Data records
-*-

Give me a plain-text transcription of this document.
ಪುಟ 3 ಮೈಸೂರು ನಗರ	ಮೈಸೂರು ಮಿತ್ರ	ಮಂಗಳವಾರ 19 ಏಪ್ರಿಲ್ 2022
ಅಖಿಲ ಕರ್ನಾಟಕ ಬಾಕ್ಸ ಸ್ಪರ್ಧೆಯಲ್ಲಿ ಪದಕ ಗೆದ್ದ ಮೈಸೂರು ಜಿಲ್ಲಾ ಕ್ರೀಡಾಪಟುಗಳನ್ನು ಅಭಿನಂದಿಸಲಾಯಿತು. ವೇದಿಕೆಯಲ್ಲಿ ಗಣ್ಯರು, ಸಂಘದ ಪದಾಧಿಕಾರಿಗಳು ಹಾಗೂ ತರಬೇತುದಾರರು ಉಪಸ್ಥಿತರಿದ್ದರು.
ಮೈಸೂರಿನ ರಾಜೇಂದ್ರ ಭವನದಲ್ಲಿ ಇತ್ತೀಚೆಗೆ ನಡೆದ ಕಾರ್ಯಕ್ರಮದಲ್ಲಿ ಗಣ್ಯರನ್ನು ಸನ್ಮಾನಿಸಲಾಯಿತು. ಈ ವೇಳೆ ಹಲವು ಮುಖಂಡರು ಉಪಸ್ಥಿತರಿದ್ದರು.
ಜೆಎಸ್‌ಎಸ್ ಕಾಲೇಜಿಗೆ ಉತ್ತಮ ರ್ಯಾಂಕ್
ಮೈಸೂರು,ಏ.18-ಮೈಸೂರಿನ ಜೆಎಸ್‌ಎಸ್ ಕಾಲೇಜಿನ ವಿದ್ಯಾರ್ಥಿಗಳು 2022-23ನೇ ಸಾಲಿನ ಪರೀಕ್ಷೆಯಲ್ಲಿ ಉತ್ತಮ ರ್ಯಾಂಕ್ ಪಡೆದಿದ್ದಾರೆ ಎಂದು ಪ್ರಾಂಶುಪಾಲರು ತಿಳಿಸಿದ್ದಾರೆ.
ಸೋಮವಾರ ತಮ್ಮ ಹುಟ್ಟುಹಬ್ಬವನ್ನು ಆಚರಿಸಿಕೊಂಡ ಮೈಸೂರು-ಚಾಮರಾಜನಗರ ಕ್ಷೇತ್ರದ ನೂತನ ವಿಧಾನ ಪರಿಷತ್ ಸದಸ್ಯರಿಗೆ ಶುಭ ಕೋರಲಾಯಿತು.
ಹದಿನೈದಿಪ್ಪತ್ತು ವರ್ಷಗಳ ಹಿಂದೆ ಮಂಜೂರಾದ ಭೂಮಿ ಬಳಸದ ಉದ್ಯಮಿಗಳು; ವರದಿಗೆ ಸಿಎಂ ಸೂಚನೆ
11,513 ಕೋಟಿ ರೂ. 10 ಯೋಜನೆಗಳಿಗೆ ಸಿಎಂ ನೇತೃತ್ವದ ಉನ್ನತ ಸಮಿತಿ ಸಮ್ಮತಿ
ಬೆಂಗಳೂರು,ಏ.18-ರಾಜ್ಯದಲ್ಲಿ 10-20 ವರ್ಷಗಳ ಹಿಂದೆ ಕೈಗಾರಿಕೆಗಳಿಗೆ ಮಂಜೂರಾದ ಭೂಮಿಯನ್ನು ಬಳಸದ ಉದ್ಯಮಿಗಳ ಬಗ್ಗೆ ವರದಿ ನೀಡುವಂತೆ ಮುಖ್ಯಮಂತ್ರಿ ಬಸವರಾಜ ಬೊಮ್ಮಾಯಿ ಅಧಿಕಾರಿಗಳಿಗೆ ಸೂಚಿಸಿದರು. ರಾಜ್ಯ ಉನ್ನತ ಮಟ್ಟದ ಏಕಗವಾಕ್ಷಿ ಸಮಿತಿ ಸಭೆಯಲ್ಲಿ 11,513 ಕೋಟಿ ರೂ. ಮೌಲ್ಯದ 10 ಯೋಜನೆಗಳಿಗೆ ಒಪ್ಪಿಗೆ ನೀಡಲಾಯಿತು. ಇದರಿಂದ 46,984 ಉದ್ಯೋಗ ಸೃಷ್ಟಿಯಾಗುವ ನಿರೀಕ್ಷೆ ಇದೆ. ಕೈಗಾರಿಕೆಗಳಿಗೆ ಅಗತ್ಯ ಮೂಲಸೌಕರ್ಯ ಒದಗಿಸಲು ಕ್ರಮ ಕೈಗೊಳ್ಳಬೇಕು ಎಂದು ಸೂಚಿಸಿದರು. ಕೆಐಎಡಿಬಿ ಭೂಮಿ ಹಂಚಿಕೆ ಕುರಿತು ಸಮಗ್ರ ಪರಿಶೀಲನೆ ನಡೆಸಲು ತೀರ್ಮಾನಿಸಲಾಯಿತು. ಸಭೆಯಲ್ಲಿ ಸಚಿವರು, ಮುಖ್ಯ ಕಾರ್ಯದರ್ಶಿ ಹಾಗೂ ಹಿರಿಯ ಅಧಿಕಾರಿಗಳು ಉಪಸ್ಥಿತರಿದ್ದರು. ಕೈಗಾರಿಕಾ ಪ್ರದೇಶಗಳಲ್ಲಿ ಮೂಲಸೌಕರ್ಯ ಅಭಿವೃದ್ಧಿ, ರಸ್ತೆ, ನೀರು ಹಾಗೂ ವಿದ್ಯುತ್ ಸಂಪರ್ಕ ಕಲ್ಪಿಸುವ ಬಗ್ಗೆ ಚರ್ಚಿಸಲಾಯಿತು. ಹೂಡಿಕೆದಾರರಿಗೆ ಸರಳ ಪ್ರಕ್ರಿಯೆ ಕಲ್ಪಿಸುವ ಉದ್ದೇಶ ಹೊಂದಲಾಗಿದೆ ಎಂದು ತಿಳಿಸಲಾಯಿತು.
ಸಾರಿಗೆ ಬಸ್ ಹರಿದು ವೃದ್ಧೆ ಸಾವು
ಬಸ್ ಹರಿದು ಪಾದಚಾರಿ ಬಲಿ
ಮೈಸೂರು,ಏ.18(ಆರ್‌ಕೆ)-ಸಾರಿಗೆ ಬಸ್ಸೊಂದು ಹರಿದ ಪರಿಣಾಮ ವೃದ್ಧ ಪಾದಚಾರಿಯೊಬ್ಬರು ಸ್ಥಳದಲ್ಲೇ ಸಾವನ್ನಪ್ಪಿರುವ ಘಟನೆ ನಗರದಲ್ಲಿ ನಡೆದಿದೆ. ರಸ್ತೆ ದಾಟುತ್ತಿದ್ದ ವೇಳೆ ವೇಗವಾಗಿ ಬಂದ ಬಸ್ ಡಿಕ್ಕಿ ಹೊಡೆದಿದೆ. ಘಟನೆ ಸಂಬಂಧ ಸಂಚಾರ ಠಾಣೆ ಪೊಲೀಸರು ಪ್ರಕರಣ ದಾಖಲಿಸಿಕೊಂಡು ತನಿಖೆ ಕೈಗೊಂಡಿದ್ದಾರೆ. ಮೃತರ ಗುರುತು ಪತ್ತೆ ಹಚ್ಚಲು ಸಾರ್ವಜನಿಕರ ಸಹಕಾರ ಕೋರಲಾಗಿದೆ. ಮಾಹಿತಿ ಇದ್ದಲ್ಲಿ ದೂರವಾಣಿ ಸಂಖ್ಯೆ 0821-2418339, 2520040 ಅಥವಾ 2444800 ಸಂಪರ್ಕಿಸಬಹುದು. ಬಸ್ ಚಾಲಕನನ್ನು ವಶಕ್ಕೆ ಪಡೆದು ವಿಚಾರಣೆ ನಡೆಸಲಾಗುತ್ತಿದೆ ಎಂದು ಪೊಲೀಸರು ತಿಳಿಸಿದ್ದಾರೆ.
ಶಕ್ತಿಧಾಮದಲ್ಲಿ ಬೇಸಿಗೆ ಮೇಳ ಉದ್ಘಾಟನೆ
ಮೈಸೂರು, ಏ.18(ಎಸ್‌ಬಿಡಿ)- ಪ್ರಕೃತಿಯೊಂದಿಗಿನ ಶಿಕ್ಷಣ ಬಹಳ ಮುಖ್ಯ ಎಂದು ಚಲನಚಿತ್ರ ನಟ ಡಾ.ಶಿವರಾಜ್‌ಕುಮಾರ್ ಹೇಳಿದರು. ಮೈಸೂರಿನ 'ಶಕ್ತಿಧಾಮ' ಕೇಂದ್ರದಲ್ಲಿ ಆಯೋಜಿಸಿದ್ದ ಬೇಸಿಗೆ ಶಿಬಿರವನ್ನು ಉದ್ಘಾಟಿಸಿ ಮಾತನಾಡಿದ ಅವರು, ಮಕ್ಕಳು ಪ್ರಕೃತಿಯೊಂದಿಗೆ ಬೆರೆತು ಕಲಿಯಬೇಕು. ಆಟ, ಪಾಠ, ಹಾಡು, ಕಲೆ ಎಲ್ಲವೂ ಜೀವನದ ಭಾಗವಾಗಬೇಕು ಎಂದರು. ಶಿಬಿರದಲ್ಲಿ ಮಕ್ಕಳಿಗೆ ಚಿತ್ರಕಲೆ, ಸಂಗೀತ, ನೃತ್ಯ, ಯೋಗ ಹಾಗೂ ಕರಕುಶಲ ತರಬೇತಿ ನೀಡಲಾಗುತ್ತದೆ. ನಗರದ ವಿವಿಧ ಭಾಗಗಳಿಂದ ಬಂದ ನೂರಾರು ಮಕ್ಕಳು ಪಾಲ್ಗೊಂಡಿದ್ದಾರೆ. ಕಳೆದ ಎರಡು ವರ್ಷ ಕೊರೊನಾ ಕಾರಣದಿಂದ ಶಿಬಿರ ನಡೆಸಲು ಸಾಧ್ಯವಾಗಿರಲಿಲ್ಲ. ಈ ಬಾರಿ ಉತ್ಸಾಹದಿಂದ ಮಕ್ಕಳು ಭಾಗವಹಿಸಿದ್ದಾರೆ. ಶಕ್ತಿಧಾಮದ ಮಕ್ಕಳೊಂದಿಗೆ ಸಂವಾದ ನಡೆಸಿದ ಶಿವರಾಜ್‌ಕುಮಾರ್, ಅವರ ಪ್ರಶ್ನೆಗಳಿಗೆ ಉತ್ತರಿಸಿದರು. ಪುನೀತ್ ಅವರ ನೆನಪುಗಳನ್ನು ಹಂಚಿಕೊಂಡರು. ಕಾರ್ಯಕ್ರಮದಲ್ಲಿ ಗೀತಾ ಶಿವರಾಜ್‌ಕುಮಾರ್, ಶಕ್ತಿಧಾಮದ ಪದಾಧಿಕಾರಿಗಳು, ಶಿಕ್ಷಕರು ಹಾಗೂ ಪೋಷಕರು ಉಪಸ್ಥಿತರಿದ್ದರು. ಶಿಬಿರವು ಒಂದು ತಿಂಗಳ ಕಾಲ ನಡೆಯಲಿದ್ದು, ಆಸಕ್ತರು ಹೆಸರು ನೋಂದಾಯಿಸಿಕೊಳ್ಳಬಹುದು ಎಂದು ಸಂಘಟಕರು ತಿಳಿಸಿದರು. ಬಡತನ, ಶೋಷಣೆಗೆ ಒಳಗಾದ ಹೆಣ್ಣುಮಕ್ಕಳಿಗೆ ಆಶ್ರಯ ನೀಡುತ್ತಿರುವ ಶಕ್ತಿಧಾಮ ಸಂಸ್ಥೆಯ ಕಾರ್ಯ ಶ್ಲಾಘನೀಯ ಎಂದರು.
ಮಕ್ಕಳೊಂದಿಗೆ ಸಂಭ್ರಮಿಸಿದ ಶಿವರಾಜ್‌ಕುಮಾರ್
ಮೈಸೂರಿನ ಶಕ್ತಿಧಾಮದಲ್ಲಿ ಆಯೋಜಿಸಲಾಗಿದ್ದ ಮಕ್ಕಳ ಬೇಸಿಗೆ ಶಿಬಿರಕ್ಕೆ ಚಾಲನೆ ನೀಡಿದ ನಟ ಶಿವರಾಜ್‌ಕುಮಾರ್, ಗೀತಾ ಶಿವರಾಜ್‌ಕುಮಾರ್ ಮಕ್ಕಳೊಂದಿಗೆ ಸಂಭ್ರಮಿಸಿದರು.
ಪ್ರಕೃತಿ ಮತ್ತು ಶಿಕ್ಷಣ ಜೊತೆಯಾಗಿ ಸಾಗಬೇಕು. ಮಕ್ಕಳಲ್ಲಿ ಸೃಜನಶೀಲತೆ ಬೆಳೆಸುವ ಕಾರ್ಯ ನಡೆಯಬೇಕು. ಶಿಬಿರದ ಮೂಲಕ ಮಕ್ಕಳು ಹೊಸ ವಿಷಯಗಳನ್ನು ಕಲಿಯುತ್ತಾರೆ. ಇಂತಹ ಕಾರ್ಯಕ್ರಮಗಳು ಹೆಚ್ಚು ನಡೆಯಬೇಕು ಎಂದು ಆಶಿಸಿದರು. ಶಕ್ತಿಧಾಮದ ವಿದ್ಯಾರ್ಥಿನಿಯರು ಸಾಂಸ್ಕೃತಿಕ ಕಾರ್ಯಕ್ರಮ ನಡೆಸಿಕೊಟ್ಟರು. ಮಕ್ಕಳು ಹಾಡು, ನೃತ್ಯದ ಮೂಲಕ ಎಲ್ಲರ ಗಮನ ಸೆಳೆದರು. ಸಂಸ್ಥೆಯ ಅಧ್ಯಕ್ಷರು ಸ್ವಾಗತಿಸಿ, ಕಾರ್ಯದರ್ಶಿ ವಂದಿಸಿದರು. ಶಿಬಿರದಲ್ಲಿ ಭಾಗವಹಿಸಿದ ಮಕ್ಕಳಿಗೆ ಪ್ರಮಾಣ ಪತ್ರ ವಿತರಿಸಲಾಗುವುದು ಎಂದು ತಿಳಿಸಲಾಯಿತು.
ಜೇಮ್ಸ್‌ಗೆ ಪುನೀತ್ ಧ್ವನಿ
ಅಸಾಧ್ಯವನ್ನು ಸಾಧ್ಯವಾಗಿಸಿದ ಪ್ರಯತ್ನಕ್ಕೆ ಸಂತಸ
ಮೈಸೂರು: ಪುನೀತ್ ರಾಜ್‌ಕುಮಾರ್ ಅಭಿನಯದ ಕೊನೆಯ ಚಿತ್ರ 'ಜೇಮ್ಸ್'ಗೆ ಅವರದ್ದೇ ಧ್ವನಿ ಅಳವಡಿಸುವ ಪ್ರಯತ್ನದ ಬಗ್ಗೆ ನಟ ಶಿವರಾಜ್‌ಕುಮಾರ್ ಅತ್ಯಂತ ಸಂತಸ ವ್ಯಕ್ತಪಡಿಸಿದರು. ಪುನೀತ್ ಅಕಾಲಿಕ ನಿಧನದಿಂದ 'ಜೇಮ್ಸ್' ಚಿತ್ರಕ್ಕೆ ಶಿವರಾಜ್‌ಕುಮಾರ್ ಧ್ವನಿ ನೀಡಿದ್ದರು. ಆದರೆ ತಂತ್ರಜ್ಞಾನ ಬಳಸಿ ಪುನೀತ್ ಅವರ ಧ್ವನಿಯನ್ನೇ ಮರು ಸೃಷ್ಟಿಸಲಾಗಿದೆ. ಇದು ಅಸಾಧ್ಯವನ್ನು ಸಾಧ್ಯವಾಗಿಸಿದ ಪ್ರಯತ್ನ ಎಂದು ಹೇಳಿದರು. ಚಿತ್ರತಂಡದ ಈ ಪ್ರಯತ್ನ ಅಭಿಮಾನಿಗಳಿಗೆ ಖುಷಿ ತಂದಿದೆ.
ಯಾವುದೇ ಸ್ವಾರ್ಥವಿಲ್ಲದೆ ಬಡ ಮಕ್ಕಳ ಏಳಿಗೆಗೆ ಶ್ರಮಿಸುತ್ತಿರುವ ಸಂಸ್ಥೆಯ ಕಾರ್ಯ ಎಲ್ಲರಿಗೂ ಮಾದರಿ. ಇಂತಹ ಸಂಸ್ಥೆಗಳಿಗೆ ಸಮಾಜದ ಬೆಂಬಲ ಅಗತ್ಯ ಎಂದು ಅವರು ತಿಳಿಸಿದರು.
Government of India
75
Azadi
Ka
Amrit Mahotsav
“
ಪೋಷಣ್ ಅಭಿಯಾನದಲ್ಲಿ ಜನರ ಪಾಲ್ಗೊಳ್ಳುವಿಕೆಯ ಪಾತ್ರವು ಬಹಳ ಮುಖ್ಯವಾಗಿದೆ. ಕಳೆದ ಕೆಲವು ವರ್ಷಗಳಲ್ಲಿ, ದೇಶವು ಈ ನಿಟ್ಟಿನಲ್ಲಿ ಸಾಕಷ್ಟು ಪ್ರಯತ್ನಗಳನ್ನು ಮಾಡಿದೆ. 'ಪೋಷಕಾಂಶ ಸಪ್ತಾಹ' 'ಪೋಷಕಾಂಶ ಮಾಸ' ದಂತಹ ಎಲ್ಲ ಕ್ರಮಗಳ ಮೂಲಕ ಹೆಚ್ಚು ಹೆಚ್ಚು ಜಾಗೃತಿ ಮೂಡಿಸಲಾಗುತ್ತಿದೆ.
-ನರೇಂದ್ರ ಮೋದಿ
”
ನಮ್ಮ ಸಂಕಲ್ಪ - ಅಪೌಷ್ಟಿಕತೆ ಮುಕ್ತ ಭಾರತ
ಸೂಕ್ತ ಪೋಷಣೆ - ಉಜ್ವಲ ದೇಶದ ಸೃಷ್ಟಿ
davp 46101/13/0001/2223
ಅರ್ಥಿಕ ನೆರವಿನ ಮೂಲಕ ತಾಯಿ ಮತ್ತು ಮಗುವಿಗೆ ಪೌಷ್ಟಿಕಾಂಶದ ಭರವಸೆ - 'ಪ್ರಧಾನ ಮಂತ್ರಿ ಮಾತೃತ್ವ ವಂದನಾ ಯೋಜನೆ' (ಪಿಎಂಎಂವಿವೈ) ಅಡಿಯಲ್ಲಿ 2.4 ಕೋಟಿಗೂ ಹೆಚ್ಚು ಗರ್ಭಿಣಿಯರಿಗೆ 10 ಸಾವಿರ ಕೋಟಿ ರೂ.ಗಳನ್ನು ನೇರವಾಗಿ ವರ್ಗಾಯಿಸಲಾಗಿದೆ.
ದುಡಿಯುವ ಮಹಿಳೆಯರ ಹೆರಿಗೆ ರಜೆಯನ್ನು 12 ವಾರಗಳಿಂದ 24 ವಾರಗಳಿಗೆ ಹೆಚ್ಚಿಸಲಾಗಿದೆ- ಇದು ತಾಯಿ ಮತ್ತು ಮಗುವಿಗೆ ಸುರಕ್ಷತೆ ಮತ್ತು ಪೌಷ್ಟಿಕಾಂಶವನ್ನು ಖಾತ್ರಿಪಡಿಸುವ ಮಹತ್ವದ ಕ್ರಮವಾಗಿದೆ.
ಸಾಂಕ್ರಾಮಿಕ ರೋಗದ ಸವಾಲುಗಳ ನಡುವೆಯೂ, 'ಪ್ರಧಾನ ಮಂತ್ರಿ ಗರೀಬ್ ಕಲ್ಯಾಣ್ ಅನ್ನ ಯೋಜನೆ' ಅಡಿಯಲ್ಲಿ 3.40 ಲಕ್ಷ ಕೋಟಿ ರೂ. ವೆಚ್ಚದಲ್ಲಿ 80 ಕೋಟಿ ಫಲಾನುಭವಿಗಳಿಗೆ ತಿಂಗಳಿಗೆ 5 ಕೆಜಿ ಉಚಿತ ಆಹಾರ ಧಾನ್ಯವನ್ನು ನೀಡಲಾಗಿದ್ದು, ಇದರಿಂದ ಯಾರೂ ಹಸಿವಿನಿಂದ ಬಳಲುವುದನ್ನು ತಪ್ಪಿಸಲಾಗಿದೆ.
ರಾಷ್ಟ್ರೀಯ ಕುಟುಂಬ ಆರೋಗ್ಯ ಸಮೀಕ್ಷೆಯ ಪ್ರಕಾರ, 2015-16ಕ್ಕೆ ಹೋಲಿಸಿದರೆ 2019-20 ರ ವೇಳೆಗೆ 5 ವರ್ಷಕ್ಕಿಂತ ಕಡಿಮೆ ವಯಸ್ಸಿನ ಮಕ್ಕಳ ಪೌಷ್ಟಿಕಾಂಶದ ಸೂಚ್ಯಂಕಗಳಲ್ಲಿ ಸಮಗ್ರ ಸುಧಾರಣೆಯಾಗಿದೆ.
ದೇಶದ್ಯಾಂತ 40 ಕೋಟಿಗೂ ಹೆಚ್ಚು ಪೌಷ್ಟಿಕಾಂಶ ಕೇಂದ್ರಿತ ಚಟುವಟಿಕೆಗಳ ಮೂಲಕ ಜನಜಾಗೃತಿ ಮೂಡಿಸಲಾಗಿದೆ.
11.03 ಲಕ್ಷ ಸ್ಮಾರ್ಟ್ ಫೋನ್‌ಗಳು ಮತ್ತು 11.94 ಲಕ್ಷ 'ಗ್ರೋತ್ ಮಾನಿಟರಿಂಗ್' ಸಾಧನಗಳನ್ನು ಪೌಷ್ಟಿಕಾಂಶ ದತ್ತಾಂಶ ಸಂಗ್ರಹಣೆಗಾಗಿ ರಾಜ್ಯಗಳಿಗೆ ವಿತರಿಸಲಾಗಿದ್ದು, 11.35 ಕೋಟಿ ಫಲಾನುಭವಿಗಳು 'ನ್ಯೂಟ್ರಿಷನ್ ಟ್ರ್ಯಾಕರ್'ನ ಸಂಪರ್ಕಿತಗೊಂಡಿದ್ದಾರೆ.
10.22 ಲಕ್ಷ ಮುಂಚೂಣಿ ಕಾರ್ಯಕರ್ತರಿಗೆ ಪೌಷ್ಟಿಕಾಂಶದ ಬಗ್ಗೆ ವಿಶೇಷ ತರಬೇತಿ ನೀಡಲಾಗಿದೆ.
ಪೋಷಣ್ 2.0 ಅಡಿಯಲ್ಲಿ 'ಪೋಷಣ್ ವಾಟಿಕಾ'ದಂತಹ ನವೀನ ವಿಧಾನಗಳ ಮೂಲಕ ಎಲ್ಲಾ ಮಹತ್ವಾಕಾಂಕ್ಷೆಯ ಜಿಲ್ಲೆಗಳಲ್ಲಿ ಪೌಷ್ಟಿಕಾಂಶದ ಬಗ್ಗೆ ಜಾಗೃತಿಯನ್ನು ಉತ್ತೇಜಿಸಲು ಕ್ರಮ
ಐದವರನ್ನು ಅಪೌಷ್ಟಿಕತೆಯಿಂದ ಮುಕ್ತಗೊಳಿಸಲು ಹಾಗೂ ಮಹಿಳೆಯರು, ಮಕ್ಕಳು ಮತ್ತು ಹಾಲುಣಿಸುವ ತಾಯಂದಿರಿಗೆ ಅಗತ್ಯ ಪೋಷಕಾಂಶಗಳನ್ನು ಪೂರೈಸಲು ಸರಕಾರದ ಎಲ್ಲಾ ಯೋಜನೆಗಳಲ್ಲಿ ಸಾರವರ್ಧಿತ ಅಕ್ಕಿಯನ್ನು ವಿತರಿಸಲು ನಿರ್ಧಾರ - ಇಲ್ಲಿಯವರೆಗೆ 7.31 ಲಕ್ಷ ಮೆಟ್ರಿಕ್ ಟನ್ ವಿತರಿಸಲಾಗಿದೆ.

-*-

*Task statement*:
Pick out the lines containing the word "ಬಳಸದ" and show them.

*Completed task*:
ಹದಿನೈದಿಪ್ಪತ್ತು ವರ್ಷಗಳ ಹಿಂದೆ ಮಂಜೂರಾದ ಭೂಮಿ ಬಳಸದ ಉದ್ಯಮಿಗಳು; ವರದಿಗೆ ಸಿಎಂ ಸೂಚನೆ
ಬೆಂಗಳೂರು,ಏ.18-ರಾಜ್ಯದಲ್ಲಿ 10-20 ವರ್ಷಗಳ ಹಿಂದೆ ಕೈಗಾರಿಕೆಗಳಿಗೆ ಮಂಜೂರಾದ ಭೂಮಿಯನ್ನು ಬಳಸದ ಉದ್ಯಮಿಗಳ ಬಗ್ಗೆ ವರದಿ ನೀಡುವಂತೆ ಮುಖ್ಯಮಂತ್ರಿ ಬಸವರಾಜ ಬೊಮ್ಮಾಯಿ ಅಧಿಕಾರಿಗಳಿಗೆ ಸೂಚಿಸಿದರು. ರಾಜ್ಯ ಉನ್ನತ ಮಟ್ಟದ ಏಕಗವಾಕ್ಷಿ ಸಮಿತಿ ಸಭೆಯಲ್ಲಿ 11,513 ಕೋಟಿ ರೂ. ಮೌಲ್ಯದ 10 ಯೋಜನೆಗಳಿಗೆ ಒಪ್ಪಿಗೆ ನೀಡಲಾಯಿತು. ಇದರಿಂದ 46,984 ಉದ್ಯೋಗ ಸೃಷ್ಟಿಯಾಗುವ ನಿರೀಕ್ಷೆ ಇದೆ. ಕೈಗಾರಿಕೆಗಳಿಗೆ ಅಗತ್ಯ ಮೂಲಸೌಕರ್ಯ ಒದಗಿಸಲು ಕ್ರಮ ಕೈಗೊಳ್ಳಬೇಕು ಎಂದು ಸೂಚಿಸಿದರು. ಕೆಐಎಡಿಬಿ ಭೂಮಿ ಹಂಚಿಕೆ ಕುರಿತು ಸಮಗ್ರ ಪರಿಶೀಲನೆ ನಡೆಸಲು ತೀರ್ಮಾನಿಸಲಾಯಿತು. ಸಭೆಯಲ್ಲಿ ಸಚಿವರು, ಮುಖ್ಯ ಕಾರ್ಯದರ್ಶಿ ಹಾಗೂ ಹಿರಿಯ ಅಧಿಕಾರಿಗಳು ಉಪಸ್ಥಿತರಿದ್ದರು. ಕೈಗಾರಿಕಾ ಪ್ರದೇಶಗಳಲ್ಲಿ ಮೂಲಸೌಕರ್ಯ ಅಭಿವೃದ್ಧಿ, ರಸ್ತೆ, ನೀರು ಹಾಗೂ ವಿದ್ಯುತ್ ಸಂಪರ್ಕ ಕಲ್ಪಿಸುವ ಬಗ್ಗೆ ಚರ್ಚಿಸಲಾಯಿತು. ಹೂಡಿಕೆದಾರರಿಗೆ ಸರಳ ಪ್ರಕ್ರಿಯೆ ಕಲ್ಪಿಸುವ ಉದ್ದೇಶ ಹೊಂದಲಾಗಿದೆ ಎಂದು ತಿಳಿಸಲಾಯಿತು.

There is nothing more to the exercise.